[Stored data]
● ● ●

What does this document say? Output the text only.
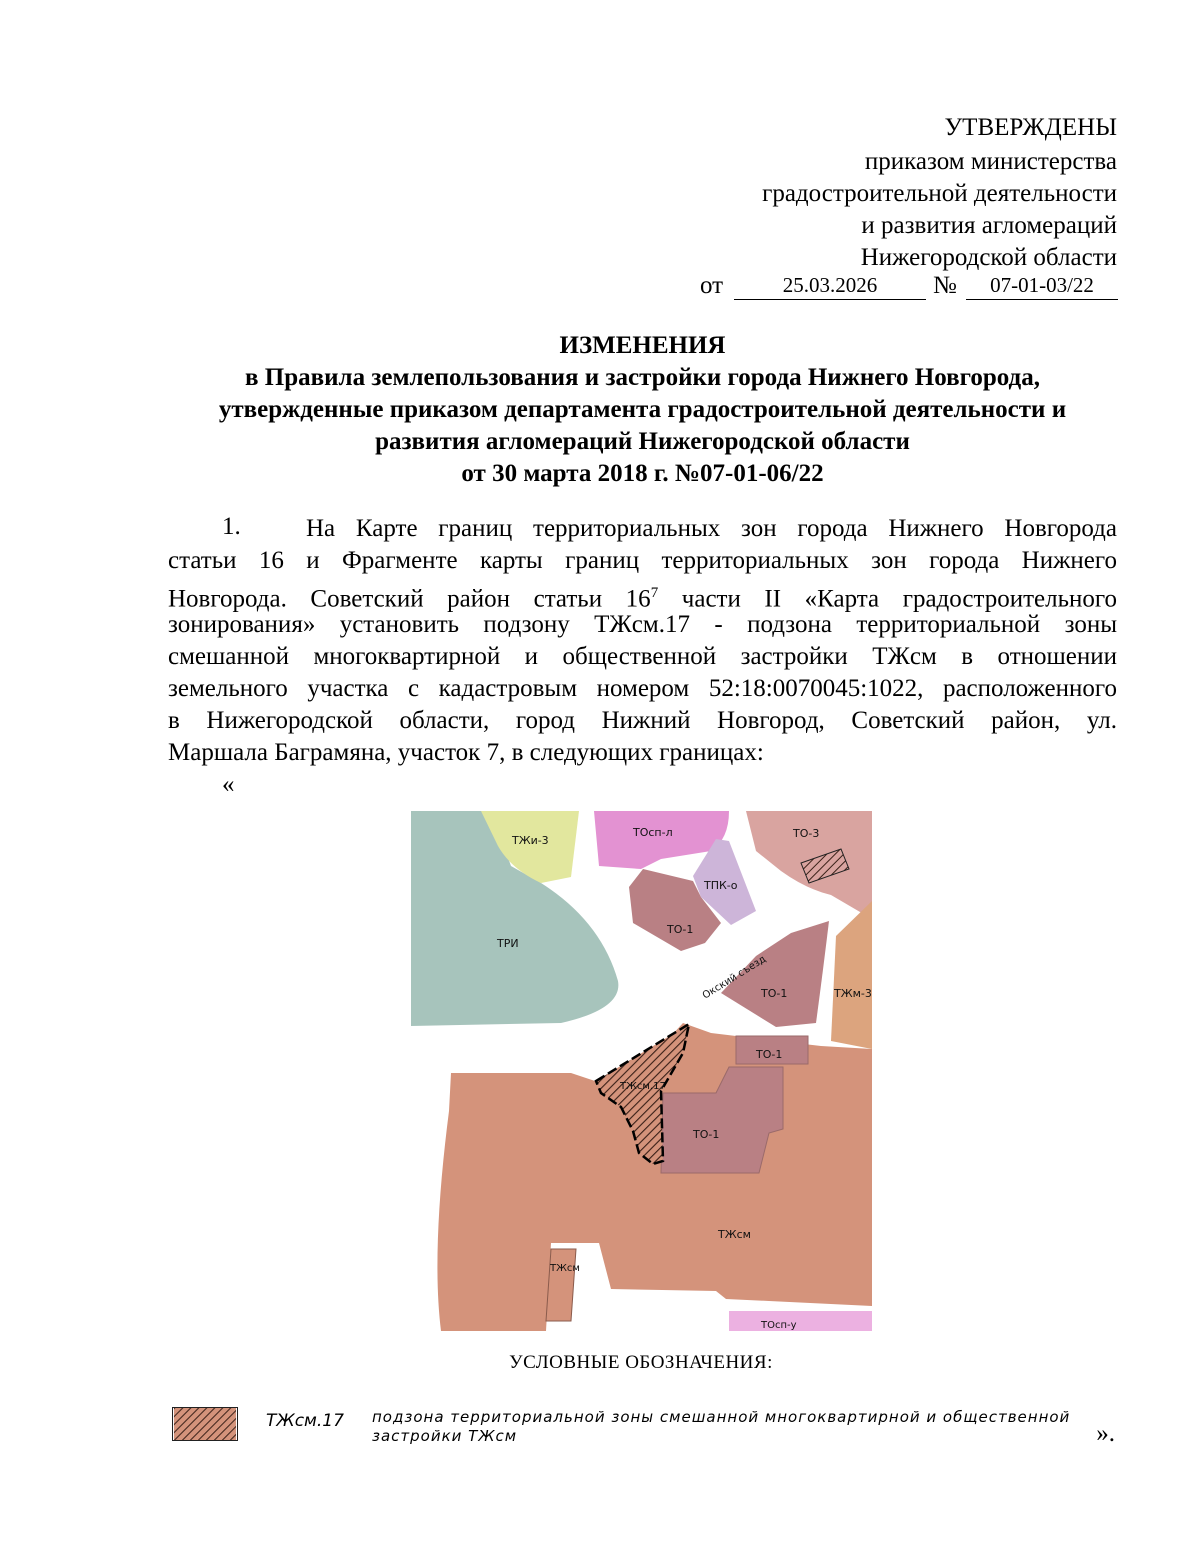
УТВЕРЖДЕНЫ
приказом министерства
градостроительной деятельности
и развития агломераций
Нижегородской области
от	25.03.2026	№	07-01-03/22
ИЗМЕНЕНИЯ
в Правила землепользования и застройки города Нижнего Новгорода,
утвержденные приказом департамента градостроительной деятельности и
развития агломераций Нижегородской области
от 30 марта 2018 г. №07-01-06/22
1.	На Карте границ территориальных зон города Нижнего Новгорода
статьи 16 и Фрагменте карты границ территориальных зон города Нижнего
Новгорода. Советский район статьи $16^7$ части II «Карта градостроительного
зонирования» установить подзону ТЖсм.17 - подзона территориальной зоны
смешанной многоквартирной и общественной застройки ТЖсм в отношении
земельного участка с кадастровым номером 52:18:0070045:1022, расположенного
в Нижегородской области, город Нижний Новгород, Советский район, ул.
Маршала Баграмяна, участок 7, в следующих границах:
«
ТЖи-3
ТОсп-л	ТО-3
ТРИ
ТПК-о
ТО-1
Окский съезд
ТО-1	ТЖм-3
ТО-1
ТЖсм.17
ТО-1
ТЖсм
ТЖсм
ТОсп-у
УСЛОВНЫЕ ОБОЗНАЧЕНИЯ:
ТЖсм.17 подзона территориальной зоны смешанной многоквартирной и общественной
застройки ТЖсм	».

● ● ●

◆ **TO DO**: Copy every record above exactly as written, but leave out the pictures.

◆ **THE RESPONSE**:
What does this document say? Output the text only.
УТВЕРЖДЕНЫ
приказом министерства
градостроительной деятельности
и развития агломераций
Нижегородской области
от	25.03.2026	№	07-01-03/22
ИЗМЕНЕНИЯ
в Правила землепользования и застройки города Нижнего Новгорода,
утвержденные приказом департамента градостроительной деятельности и
развития агломераций Нижегородской области
от 30 марта 2018 г. №07-01-06/22
1.	На Карте границ территориальных зон города Нижнего Новгорода
статьи 16 и Фрагменте карты границ территориальных зон города Нижнего
Новгорода. Советский район статьи $16^7$ части II «Карта градостроительного
зонирования» установить подзону ТЖсм.17 - подзона территориальной зоны
смешанной многоквартирной и общественной застройки ТЖсм в отношении
земельного участка с кадастровым номером 52:18:0070045:1022, расположенного
в Нижегородской области, город Нижний Новгород, Советский район, ул.
Маршала Баграмяна, участок 7, в следующих границах:
«
ТЖи-3
ТОсп-л	ТО-3
ТРИ
ТПК-о
ТО-1
Окский съезд
ТО-1	ТЖм-3
ТО-1
ТЖсм.17
ТО-1
ТЖсм
ТЖсм
ТОсп-у
УСЛОВНЫЕ ОБОЗНАЧЕНИЯ:
ТЖсм.17 подзона территориальной зоны смешанной многоквартирной и общественной
застройки ТЖсм	».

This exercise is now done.